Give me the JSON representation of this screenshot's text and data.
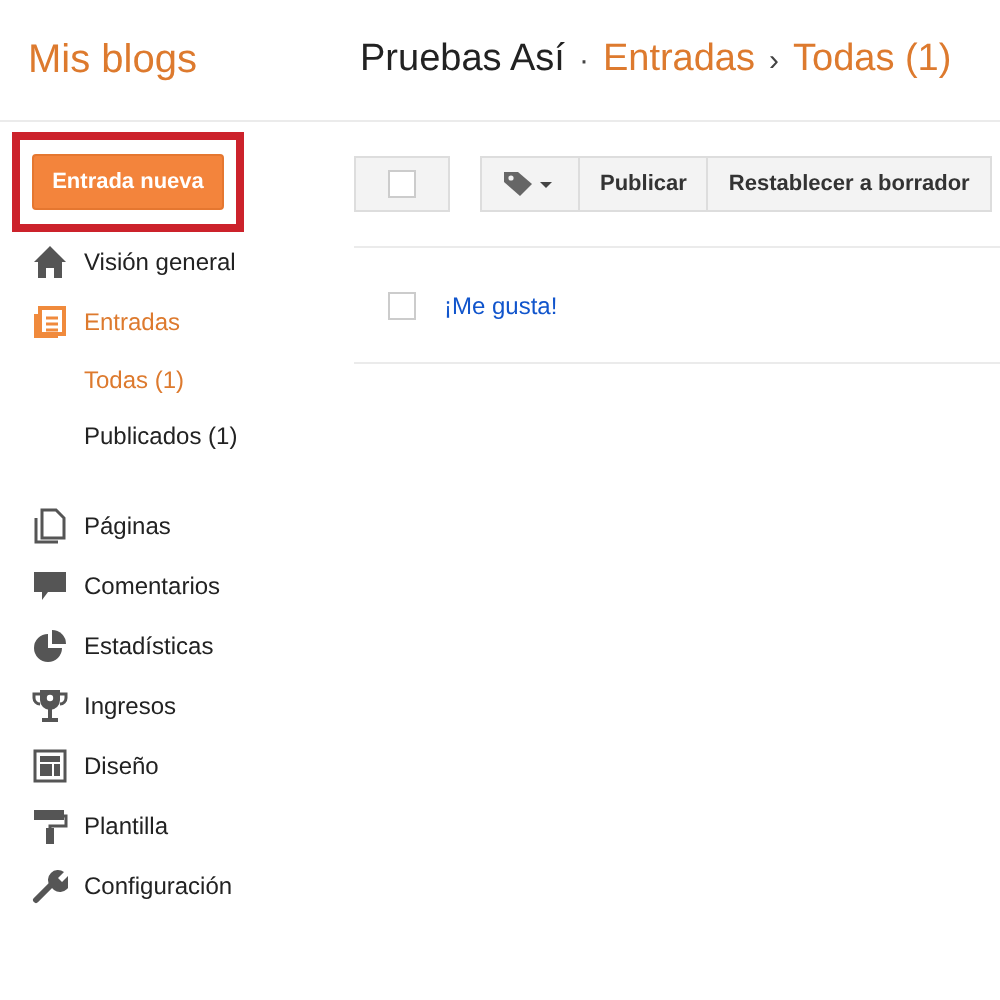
{
  "brand": "Mis blogs",
  "breadcrumb": {
    "blog": "Pruebas Así",
    "dot": "·",
    "section": "Entradas",
    "arrow": "›",
    "view": "Todas (1)"
  },
  "new_post_button": "Entrada nueva",
  "nav": [
    {
      "label": "Visión general",
      "selected": false
    },
    {
      "label": "Entradas",
      "selected": true,
      "children": [
        {
          "label": "Todas (1)",
          "selected": true
        },
        {
          "label": "Publicados (1)",
          "selected": false
        }
      ]
    },
    {
      "label": "Páginas",
      "selected": false
    },
    {
      "label": "Comentarios",
      "selected": false
    },
    {
      "label": "Estadísticas",
      "selected": false
    },
    {
      "label": "Ingresos",
      "selected": false
    },
    {
      "label": "Diseño",
      "selected": false
    },
    {
      "label": "Plantilla",
      "selected": false
    },
    {
      "label": "Configuración",
      "selected": false
    }
  ],
  "toolbar": {
    "select_all_checked": false,
    "buttons": [
      "Publicar",
      "Restablecer a borrador"
    ]
  },
  "posts": [
    {
      "title": "¡Me gusta!",
      "checked": false
    }
  ]
}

====

YOUR INSTRUCTIONS:
Output all of the data exactly as it stands, minus any images.

THE COMPLETED TASK:
Give me the JSON representation of this screenshot's text and data.
{
  "brand": "Mis blogs",
  "breadcrumb": {
    "blog": "Pruebas Así",
    "dot": "·",
    "section": "Entradas",
    "arrow": "›",
    "view": "Todas (1)"
  },
  "new_post_button": "Entrada nueva",
  "nav": [
    {
      "label": "Visión general",
      "selected": false
    },
    {
      "label": "Entradas",
      "selected": true,
      "children": [
        {
          "label": "Todas (1)",
          "selected": true
        },
        {
          "label": "Publicados (1)",
          "selected": false
        }
      ]
    },
    {
      "label": "Páginas",
      "selected": false
    },
    {
      "label": "Comentarios",
      "selected": false
    },
    {
      "label": "Estadísticas",
      "selected": false
    },
    {
      "label": "Ingresos",
      "selected": false
    },
    {
      "label": "Diseño",
      "selected": false
    },
    {
      "label": "Plantilla",
      "selected": false
    },
    {
      "label": "Configuración",
      "selected": false
    }
  ],
  "toolbar": {
    "select_all_checked": false,
    "buttons": [
      "Publicar",
      "Restablecer a borrador"
    ]
  },
  "posts": [
    {
      "title": "¡Me gusta!",
      "checked": false
    }
  ]
}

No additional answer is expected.